>> Begin RECORDS FOR PROCESSING
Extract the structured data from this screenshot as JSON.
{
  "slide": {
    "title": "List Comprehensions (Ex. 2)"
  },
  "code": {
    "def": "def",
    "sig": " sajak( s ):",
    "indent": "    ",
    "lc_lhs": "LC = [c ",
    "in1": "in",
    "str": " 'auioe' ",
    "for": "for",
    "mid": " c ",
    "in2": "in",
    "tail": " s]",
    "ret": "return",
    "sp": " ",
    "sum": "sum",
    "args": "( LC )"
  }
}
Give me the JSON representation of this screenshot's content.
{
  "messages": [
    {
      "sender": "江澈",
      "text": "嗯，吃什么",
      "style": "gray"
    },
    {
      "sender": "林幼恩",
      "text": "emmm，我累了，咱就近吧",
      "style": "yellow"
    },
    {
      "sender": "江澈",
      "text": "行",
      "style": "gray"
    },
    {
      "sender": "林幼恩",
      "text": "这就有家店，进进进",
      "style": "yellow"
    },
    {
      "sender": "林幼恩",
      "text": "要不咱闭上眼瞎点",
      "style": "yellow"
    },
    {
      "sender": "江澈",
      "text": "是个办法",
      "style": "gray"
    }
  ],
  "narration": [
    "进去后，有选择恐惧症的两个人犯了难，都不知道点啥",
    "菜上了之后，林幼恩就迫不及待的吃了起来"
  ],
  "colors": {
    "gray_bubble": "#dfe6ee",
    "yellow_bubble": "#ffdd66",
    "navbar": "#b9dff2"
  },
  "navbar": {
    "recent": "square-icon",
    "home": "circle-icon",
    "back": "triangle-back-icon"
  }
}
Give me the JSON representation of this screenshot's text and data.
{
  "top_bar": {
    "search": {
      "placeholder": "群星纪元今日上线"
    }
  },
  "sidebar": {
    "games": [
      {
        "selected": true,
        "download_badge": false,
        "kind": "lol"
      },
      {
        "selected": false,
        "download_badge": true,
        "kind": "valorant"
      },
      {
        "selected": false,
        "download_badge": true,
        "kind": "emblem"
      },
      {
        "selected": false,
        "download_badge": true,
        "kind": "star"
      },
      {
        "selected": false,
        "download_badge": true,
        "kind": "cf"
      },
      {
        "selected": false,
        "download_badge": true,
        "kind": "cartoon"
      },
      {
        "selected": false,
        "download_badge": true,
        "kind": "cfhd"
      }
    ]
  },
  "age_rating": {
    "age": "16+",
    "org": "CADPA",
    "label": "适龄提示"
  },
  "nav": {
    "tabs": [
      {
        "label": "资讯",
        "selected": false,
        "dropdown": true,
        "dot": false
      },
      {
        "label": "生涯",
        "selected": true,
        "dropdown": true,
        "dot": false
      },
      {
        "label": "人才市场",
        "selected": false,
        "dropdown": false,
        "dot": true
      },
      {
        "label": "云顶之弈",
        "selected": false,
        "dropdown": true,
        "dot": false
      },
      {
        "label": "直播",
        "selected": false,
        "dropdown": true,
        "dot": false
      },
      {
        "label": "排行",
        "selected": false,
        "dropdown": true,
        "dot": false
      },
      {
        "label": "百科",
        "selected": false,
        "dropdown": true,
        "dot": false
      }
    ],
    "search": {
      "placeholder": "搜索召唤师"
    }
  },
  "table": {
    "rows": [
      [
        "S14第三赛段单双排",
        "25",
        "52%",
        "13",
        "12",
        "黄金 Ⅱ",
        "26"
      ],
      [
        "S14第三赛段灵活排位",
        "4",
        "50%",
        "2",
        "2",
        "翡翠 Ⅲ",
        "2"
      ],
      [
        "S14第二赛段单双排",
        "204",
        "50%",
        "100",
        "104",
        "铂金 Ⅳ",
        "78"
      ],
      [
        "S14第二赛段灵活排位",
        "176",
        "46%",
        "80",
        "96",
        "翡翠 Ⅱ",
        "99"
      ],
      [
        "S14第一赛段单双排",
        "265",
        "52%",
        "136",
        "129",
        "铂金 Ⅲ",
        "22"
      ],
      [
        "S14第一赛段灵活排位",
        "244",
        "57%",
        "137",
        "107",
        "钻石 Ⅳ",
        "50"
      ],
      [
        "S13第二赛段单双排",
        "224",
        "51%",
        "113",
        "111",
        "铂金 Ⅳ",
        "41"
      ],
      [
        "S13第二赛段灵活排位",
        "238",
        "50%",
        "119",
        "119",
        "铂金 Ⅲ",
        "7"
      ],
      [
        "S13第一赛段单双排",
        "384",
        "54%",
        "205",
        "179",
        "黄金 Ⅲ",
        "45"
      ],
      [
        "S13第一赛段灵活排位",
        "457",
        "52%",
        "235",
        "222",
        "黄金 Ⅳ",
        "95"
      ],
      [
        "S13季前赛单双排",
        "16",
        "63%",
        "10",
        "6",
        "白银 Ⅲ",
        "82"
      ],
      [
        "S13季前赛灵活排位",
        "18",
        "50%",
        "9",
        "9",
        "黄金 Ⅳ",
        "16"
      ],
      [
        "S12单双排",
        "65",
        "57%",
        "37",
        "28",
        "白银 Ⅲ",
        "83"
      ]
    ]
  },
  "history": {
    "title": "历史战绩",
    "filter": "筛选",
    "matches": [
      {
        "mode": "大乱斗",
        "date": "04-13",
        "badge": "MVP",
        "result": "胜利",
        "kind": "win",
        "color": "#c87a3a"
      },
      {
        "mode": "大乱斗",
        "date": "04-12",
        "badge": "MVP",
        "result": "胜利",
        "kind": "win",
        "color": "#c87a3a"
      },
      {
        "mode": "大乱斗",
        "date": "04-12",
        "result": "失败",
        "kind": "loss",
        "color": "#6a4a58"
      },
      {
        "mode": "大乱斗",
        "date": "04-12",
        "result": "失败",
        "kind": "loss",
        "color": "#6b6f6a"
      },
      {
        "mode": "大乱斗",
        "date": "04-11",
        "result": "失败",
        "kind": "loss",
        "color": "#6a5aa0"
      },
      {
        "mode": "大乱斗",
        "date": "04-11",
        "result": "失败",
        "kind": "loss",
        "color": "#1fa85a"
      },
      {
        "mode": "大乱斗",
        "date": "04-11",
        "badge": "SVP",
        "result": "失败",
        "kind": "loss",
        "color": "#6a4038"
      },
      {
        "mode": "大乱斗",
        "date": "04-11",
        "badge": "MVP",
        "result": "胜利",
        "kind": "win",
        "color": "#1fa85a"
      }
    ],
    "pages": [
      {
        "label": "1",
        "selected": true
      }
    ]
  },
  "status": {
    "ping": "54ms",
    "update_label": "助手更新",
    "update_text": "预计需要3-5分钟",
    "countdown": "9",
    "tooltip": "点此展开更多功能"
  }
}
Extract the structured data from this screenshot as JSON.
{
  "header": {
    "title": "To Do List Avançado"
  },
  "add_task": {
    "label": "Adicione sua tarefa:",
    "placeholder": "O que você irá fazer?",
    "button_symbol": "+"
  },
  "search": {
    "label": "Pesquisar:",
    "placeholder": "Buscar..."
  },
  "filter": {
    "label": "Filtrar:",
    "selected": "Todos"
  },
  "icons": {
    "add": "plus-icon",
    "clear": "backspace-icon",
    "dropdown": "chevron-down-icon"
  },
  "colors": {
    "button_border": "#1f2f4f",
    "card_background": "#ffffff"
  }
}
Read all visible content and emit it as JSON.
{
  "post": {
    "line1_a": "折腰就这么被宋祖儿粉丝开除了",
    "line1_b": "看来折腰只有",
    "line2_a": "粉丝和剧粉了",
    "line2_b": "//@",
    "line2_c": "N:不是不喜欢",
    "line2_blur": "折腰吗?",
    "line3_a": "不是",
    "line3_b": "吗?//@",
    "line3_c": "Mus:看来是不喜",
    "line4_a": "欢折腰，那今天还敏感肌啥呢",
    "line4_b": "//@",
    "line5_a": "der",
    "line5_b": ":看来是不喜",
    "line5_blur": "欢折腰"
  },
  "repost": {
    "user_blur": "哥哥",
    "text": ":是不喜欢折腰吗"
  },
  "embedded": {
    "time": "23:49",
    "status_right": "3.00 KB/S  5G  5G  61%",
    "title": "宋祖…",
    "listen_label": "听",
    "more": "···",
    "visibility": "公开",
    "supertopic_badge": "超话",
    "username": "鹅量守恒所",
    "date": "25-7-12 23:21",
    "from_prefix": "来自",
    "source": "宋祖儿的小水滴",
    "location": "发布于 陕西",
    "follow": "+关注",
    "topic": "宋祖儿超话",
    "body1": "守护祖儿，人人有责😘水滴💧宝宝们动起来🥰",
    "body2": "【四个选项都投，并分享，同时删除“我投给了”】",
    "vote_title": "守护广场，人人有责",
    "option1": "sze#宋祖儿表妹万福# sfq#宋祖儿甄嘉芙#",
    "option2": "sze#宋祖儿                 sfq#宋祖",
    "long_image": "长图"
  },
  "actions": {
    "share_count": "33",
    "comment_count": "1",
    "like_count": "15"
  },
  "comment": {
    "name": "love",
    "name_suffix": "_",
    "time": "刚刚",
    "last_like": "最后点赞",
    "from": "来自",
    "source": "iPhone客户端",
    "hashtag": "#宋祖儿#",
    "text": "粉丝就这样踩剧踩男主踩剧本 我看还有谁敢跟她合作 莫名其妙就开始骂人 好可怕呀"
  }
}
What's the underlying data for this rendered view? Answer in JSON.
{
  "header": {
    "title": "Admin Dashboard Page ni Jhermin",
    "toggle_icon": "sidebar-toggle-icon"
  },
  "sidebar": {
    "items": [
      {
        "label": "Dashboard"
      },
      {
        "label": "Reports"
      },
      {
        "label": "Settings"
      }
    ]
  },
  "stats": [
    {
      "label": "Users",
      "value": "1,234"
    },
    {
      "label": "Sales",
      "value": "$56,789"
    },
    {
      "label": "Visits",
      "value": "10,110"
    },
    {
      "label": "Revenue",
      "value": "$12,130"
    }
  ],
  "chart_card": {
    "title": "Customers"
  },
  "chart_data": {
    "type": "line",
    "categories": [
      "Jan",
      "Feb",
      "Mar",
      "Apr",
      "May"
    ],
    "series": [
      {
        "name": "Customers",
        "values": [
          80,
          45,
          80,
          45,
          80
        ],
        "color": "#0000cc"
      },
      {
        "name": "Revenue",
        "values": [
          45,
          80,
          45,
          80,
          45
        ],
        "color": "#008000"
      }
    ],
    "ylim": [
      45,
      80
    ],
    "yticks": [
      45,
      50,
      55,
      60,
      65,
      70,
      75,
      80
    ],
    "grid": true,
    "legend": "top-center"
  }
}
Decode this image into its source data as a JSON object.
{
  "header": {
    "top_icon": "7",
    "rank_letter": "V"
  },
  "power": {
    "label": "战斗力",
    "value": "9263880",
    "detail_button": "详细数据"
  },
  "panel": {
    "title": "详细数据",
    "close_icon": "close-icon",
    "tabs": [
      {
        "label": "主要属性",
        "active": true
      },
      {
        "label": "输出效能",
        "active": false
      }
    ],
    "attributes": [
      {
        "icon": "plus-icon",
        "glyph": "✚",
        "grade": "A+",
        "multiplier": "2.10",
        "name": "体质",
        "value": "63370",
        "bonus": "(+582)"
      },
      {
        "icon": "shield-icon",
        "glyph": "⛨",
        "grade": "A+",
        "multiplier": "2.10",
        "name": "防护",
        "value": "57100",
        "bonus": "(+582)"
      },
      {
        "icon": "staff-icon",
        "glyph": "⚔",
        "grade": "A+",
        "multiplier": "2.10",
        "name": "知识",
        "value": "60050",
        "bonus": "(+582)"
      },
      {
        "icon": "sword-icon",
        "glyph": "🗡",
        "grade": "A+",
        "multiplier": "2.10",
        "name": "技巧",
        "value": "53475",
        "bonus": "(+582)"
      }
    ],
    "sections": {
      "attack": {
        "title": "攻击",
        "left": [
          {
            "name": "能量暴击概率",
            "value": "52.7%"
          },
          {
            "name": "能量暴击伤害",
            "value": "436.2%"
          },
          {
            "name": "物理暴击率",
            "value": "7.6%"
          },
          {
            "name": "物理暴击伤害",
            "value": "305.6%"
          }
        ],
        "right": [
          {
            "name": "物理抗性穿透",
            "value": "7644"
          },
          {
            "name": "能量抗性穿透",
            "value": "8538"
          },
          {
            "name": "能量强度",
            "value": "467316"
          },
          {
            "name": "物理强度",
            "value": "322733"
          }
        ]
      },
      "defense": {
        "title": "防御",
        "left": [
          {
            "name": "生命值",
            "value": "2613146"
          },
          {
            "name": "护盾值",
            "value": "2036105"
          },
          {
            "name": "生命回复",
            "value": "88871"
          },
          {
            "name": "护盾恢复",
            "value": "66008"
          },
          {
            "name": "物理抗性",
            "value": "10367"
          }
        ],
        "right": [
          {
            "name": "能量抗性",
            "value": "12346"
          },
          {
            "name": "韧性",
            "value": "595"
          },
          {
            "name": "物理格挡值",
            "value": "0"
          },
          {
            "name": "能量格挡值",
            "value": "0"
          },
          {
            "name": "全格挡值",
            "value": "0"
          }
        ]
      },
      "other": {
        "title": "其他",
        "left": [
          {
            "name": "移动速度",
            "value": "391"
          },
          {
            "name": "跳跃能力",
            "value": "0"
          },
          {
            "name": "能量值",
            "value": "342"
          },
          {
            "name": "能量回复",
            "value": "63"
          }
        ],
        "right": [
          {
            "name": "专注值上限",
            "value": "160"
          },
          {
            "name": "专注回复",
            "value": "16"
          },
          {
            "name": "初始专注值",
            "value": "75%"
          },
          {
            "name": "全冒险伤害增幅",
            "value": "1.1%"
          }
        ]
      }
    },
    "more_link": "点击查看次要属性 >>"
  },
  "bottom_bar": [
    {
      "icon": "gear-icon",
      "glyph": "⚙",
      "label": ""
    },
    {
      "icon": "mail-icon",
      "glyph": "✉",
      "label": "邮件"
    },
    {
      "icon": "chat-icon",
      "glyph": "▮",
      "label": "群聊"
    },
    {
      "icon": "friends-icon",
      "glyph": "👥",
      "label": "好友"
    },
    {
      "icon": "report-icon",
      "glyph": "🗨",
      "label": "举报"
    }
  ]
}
>> End RECORDS FOR PROCESSING
WRITTEN TASK
Select every line where the word "glyph" occurs.

EXERCISE RESPONSE
        "glyph": "✚",
        "glyph": "⛨",
        "glyph": "⚔",
        "glyph": "🗡",
      "glyph": "⚙",
      "glyph": "✉",
      "glyph": "▮",
      "glyph": "👥",
      "glyph": "🗨",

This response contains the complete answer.